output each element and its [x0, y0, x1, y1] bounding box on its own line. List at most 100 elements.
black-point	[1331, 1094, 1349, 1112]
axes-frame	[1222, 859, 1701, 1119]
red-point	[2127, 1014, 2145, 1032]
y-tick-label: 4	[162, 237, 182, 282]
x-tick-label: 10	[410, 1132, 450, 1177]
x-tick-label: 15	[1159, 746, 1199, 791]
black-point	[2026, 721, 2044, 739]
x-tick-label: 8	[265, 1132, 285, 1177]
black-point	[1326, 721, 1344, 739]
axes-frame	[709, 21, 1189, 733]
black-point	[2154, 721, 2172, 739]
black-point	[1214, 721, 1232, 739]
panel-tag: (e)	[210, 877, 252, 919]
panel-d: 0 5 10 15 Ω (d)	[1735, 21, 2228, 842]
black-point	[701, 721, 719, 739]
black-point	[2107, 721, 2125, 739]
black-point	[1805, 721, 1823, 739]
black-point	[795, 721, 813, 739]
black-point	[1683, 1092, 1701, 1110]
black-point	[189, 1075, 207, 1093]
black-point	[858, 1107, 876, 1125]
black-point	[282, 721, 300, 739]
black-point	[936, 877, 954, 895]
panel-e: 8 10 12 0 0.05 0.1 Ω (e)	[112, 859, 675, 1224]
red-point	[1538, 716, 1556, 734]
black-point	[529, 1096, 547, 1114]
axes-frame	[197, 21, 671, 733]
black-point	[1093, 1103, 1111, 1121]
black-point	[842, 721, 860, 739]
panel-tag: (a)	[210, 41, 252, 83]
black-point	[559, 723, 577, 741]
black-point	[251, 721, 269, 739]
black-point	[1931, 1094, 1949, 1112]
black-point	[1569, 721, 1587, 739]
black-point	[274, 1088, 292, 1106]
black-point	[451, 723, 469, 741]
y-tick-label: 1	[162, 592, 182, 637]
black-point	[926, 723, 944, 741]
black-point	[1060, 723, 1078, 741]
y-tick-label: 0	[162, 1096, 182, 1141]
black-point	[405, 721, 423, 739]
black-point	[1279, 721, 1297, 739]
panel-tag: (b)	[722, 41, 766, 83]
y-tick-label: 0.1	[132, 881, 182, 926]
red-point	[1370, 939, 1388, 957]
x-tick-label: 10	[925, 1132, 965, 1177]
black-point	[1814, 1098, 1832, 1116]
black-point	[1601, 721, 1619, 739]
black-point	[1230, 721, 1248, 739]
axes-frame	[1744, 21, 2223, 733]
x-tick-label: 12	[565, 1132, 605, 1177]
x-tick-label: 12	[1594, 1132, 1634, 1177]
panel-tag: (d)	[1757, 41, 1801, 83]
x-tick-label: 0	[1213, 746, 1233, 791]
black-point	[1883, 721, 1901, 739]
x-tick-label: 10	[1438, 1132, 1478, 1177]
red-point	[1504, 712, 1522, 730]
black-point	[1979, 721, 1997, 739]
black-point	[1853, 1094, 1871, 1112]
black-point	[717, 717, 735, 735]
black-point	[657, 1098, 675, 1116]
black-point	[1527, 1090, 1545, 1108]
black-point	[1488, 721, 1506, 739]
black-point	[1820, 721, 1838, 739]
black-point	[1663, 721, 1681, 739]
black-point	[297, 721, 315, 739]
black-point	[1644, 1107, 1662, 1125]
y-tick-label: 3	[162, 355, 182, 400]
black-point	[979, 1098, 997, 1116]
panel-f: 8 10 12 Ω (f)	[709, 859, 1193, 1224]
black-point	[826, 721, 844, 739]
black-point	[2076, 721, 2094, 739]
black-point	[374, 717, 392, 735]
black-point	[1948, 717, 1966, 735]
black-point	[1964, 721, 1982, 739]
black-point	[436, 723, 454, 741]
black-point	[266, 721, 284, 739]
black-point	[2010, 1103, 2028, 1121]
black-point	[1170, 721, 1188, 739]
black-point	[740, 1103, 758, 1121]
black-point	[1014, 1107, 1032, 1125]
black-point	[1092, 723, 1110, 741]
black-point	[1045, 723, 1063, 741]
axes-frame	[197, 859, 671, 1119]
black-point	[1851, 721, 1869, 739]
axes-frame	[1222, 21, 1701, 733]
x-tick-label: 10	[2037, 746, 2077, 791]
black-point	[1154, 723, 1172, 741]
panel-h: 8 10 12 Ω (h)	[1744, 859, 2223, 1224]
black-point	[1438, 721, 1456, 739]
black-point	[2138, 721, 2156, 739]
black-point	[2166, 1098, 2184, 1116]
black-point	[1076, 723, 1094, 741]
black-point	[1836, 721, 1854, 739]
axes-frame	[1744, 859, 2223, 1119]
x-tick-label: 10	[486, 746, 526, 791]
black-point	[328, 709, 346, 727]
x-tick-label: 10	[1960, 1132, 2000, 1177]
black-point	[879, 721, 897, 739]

________________________

* What needs to be done *
List every line of the records that contains the string "frame", copying each line whole. Case counts.

* Finished answer *
axes-frame	[1222, 859, 1701, 1119]
axes-frame	[709, 21, 1189, 733]
axes-frame	[197, 21, 671, 733]
axes-frame	[1744, 21, 2223, 733]
axes-frame	[197, 859, 671, 1119]
axes-frame	[1222, 21, 1701, 733]
axes-frame	[1744, 859, 2223, 1119]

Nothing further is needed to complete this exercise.